> [Extrait cité]
● ● ● ●
A l’origine, la riso est une machine d’impression qui est née au Japon dans les années 80 et qui permettait d’imprimer des tracts à grande échelle tels que des prospectus, du matériel pour les écoles, etc. En réalité « riso » n’existe pas, c’était une marque de machine, c’est pour cela que tout le monde appelle cette technique la risographie. On appelle cela de la duplicopie ou de l’impression riso. La technique a été reprise ensuite par des créatifs qui y voyaient une solution intéressante pour pouvoir s’auto-éditer sans que cela ne coûte trop cher. En effet, ces machines ont été créées pour être économiques mais aussi écologiques : l’impression se fait à froid et consomme donc peu d’énergie électrique ; les encres sont faites sans solvants, à base d’huile de soja, et la matière des pochoirs qu’on utilise est en fibres de bananes. Ce qui est positif mais aussi contraignant car le séchage des encres est plus long et délicat, tout comme la superposition des couleurs, ce n’est pas comme de la sérigraphie. Toutes ces petites imperfections, ces décalages donnent tout le charme à cette technique et font que de plus en plus de personnes s’y intéressent tels que les graphistes et illustrateurs. Toutefois, on ne peut tout faire avec cette technique et cela modifie souvent les projets à la base… Cela oblige les gens, qui veulent l’utiliser, à penser la technique d’impression avant de commencer leur projet, à l’associer dès le début.
Sarah : Oui et c’est là où se situe la force de notre studio. C’est de pouvoir proposer des contenus, des conseils en amont sur la conception, la production, l’impression et la diffusion. On a une expertise à 180 degrés qui permet à nos clients d’être accompagnés du début à la fin s’ils le souhaitent. Tous les deux, on a monté Presto parce qu’on ne voulait pas travailler en tant que graphiste et parce qu’on voulait pouvoir s’auto-éditer. On est conscients qu’on ne pourra pas vivre de l’imprimerie toute notre vie car c’est trop fatiguant mais aussi parce qu’on ne veut pas que ça devienne la grosse usine. On veut pouvoir continuer à s’amuser et à prendre du plaisir sur les projets de nos clients mais aussi sur d’autres projets comme ceux de l’édition. On essaye de s’orienter vers la micro-édition tout en apportant nos connaissances du graphisme pour proposer de belles choses. Cela nous plaît de pouvoir travailler avec des créatifs différents sur des projets hyper intéressants.
Quelle est la personne qui vous a le plus marqués ou influencés professionnellement ?
Sarah : Hato Press à Londres. Ce sont les premiers que j’ai découvert… Ce sont eux qui m’ont inspirée pour mon avenir. Ils m’ont ouvert l’esprit sur l’illustration et c’est grâce à eux que j’ai eu envie de m’y intéresser à travers cette technique.
Aurélien : Le duo de graphistes Helmo à Paris, ce sont eux qui m’ont fortement inspiré. C’est le duo de graphistes qui se rapproche le plus de mes envies. Ce sont des mecs avec qui je n’aurais jamais imaginé travailler. Et en fait si, du jour au lendemain, on s’est retrouvés à collaborer avec eux, ils sont venus dans notre petit salon, dans l’appartement de Sarah. Bref, aujourd’hui on est presque devenus des amis. C’est une belle histoire parmi tant d’autres grâce à Presto mais c’est celle que je préfère.
● ● ● ●
> [Consignes]
1 - D'après l'extrait sur la risographie, à partir de quoi les encres de ces machines sont-elles fabriquées ?
2 - Rédigez la suite de l'extrait sur la risographie en reprenant après sa dernière phrase.
Le matériel forme un ensemble indépendant de l'extrait sur la risographie.
● ● ● ●
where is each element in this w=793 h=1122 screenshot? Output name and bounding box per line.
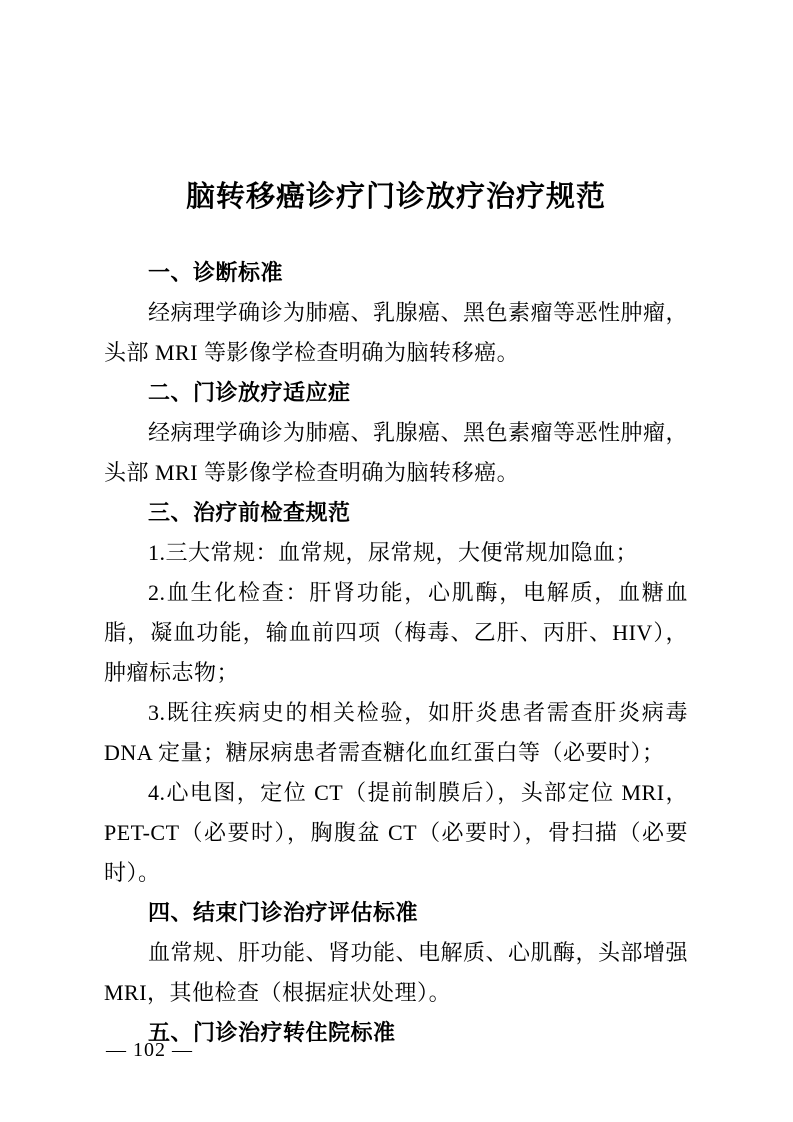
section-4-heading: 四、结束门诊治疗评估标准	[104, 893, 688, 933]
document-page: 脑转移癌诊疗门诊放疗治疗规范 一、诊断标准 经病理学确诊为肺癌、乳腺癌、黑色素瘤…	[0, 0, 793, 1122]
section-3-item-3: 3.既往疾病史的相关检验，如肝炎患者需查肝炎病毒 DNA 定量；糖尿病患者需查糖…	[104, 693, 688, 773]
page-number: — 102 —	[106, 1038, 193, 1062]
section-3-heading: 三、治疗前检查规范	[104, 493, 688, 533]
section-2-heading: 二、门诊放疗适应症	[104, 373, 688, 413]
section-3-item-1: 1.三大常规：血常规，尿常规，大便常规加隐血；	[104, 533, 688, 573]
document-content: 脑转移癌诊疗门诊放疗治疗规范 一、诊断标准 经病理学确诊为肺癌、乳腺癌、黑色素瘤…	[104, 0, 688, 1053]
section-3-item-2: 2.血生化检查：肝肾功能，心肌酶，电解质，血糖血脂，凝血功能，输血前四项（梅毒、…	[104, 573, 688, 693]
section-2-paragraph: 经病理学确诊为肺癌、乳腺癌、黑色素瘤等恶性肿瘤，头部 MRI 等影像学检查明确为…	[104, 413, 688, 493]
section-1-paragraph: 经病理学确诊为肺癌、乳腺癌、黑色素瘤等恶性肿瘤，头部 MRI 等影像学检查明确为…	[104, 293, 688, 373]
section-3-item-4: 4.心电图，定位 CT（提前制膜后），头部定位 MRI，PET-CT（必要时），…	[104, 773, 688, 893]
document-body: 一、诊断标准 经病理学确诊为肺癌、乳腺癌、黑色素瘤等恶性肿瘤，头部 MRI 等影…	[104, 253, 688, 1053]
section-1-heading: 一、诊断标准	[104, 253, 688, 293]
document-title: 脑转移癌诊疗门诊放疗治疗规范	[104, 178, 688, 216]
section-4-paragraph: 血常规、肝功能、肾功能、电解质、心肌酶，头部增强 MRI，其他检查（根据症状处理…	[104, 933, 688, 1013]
● ● ● ●
> [Réponses rédigées]
1 - Elles sont fabriquées sans solvants, à base d'huile de soja.

2 -
Quels sont vos projets en ce moment et à venir ?
Aurélien : Début septembre on va participer à un gros évènement à Londres, le Risorama Fair, qui regroupe tous les studios de risographie du monde entier. Ce qui va être vraiment chouette car on se connaît tous à travers les réseaux sociaux mais là, ça va vraiment être l’occasion de rencontrer tout le monde. Pour cet évènement, on va présenter deux bouquins – qu’on est en train de finir – et des petits prints qu’on va sortir là-bas.
On a aussi un projet de bouquin en plusieurs tomes mais sous un format un peu revue, qui va réunir des illustrateurs mais surtout des graphistes. On va les inviter à travailler sur ce qu’ils veulent mais avec pour seule contrainte l’impression en riso. On a envie de laisser carte blanche à des graphistes qui ont plutôt l’habitude de répondre à une commande, pour leur laisser l’opportunité de s’exprimer librement sur un support.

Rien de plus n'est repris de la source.